» Objective:
Restate the full listing word for word and leave the pictures out.
═════ Listing ═════
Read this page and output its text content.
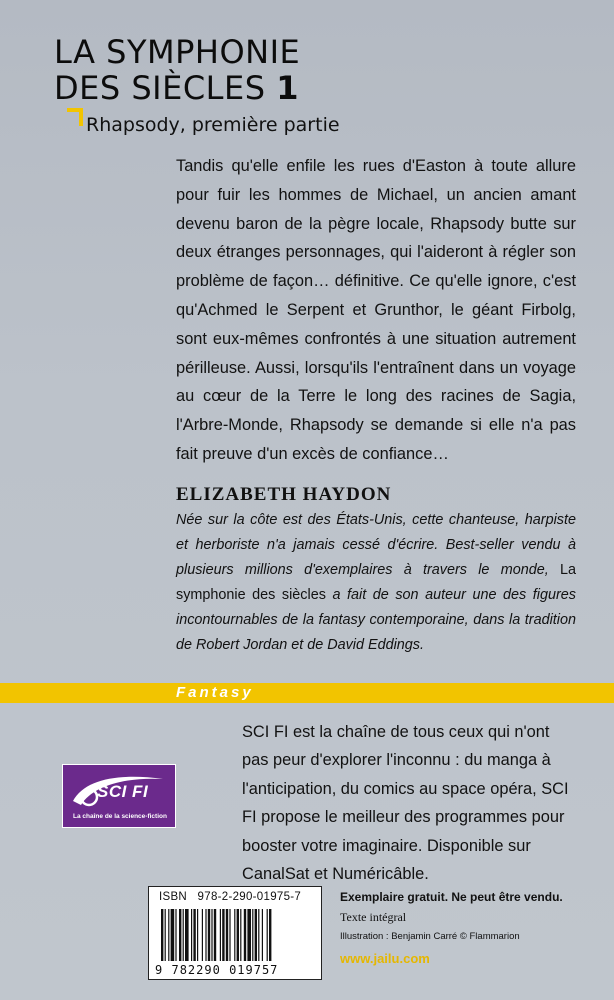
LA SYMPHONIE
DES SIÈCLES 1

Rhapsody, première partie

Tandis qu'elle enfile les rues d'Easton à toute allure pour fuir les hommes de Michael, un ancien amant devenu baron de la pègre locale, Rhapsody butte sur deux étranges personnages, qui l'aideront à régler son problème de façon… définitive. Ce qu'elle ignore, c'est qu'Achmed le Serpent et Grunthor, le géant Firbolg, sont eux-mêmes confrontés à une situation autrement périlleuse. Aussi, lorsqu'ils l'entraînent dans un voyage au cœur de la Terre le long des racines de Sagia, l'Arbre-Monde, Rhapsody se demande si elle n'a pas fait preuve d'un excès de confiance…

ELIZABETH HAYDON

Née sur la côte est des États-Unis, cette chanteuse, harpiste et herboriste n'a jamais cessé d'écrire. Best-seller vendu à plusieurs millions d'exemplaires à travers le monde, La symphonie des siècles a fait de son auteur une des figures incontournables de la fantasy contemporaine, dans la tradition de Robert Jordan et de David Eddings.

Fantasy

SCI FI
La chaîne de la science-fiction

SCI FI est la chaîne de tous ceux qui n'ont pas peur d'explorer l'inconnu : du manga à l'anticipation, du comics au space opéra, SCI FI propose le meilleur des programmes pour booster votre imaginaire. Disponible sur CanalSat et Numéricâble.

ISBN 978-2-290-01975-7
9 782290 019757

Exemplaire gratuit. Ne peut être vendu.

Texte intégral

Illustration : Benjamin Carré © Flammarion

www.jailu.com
═════
» Answer to this problem:
Read this page and output its text content.
LA SYMPHONIE
DES SIÈCLES 1

Rhapsody, première partie

Tandis qu'elle enfile les rues d'Easton à toute allure pour fuir les hommes de Michael, un ancien amant devenu baron de la pègre locale, Rhapsody butte sur deux étranges personnages, qui l'aideront à régler son problème de façon… définitive. Ce qu'elle ignore, c'est qu'Achmed le Serpent et Grunthor, le géant Firbolg, sont eux-mêmes confrontés à une situation autrement périlleuse. Aussi, lorsqu'ils l'entraînent dans un voyage au cœur de la Terre le long des racines de Sagia, l'Arbre-Monde, Rhapsody se demande si elle n'a pas fait preuve d'un excès de confiance…

ELIZABETH HAYDON

Née sur la côte est des États-Unis, cette chanteuse, harpiste et herboriste n'a jamais cessé d'écrire. Best-seller vendu à plusieurs millions d'exemplaires à travers le monde, La symphonie des siècles a fait de son auteur une des figures incontournables de la fantasy contemporaine, dans la tradition de Robert Jordan et de David Eddings.

Fantasy

SCI FI
La chaîne de la science-fiction

SCI FI est la chaîne de tous ceux qui n'ont pas peur d'explorer l'inconnu : du manga à l'anticipation, du comics au space opéra, SCI FI propose le meilleur des programmes pour booster votre imaginaire. Disponible sur CanalSat et Numéricâble.

ISBN 978-2-290-01975-7
9 782290 019757

Exemplaire gratuit. Ne peut être vendu.

Texte intégral

Illustration : Benjamin Carré © Flammarion

www.jailu.com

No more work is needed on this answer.